TASK TO CARRY OUT
Write out the full listing exactly as given, minus the images.

RECORDS SUPPLIED
::::

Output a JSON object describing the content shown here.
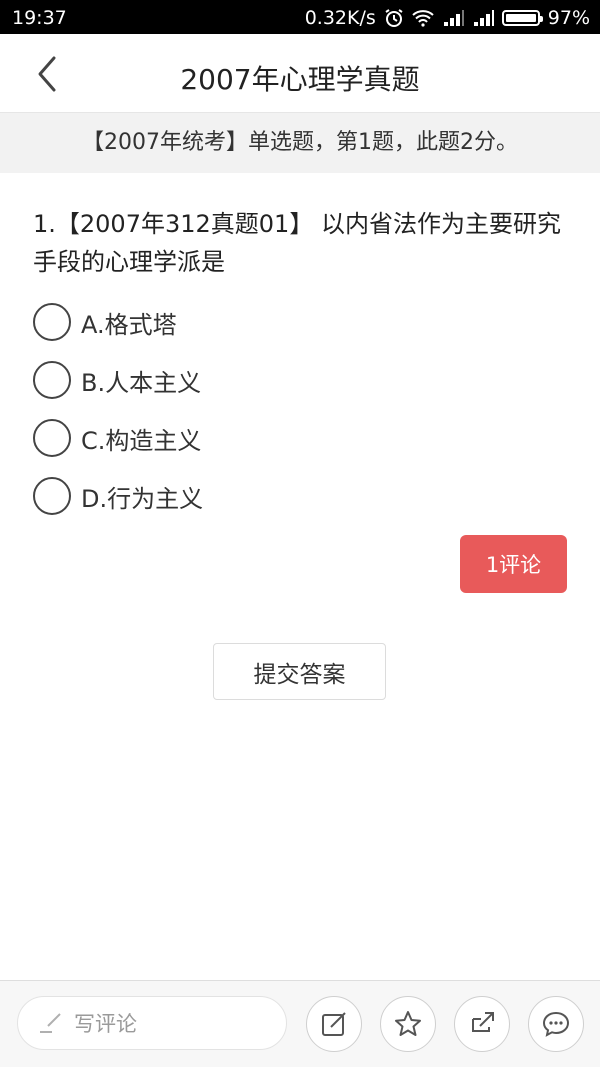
{
  "status": {
    "time": "19:37",
    "speed": "0.32K/s",
    "battery": "97%"
  },
  "header": {
    "title": "2007年心理学真题",
    "back_icon": "chevron-left-icon"
  },
  "info": {
    "text": "【2007年统考】单选题，第1题，此题2分。"
  },
  "question": {
    "text": "1.【2007年312真题01】 以内省法作为主要研究手段的心理学派是",
    "options": [
      {
        "label": "A.格式塔"
      },
      {
        "label": "B.人本主义"
      },
      {
        "label": "C.构造主义"
      },
      {
        "label": "D.行为主义"
      }
    ]
  },
  "actions": {
    "comment_button": "1评论",
    "submit_button": "提交答案"
  },
  "bottom": {
    "comment_placeholder": "写评论",
    "icons": [
      "edit-icon",
      "star-icon",
      "share-icon",
      "chat-icon"
    ]
  },
  "colors": {
    "accent": "#e85a5a",
    "info_bg": "#f2f2f2"
  }
}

::::

SOLUTION TO THE PROBLEM
Output a JSON object describing the content shown here.
{
  "status": {
    "time": "19:37",
    "speed": "0.32K/s",
    "battery": "97%"
  },
  "header": {
    "title": "2007年心理学真题",
    "back_icon": "chevron-left-icon"
  },
  "info": {
    "text": "【2007年统考】单选题，第1题，此题2分。"
  },
  "question": {
    "text": "1.【2007年312真题01】 以内省法作为主要研究手段的心理学派是",
    "options": [
      {
        "label": "A.格式塔"
      },
      {
        "label": "B.人本主义"
      },
      {
        "label": "C.构造主义"
      },
      {
        "label": "D.行为主义"
      }
    ]
  },
  "actions": {
    "comment_button": "1评论",
    "submit_button": "提交答案"
  },
  "bottom": {
    "comment_placeholder": "写评论",
    "icons": [
      "edit-icon",
      "star-icon",
      "share-icon",
      "chat-icon"
    ]
  },
  "colors": {
    "accent": "#e85a5a",
    "info_bg": "#f2f2f2"
  }
}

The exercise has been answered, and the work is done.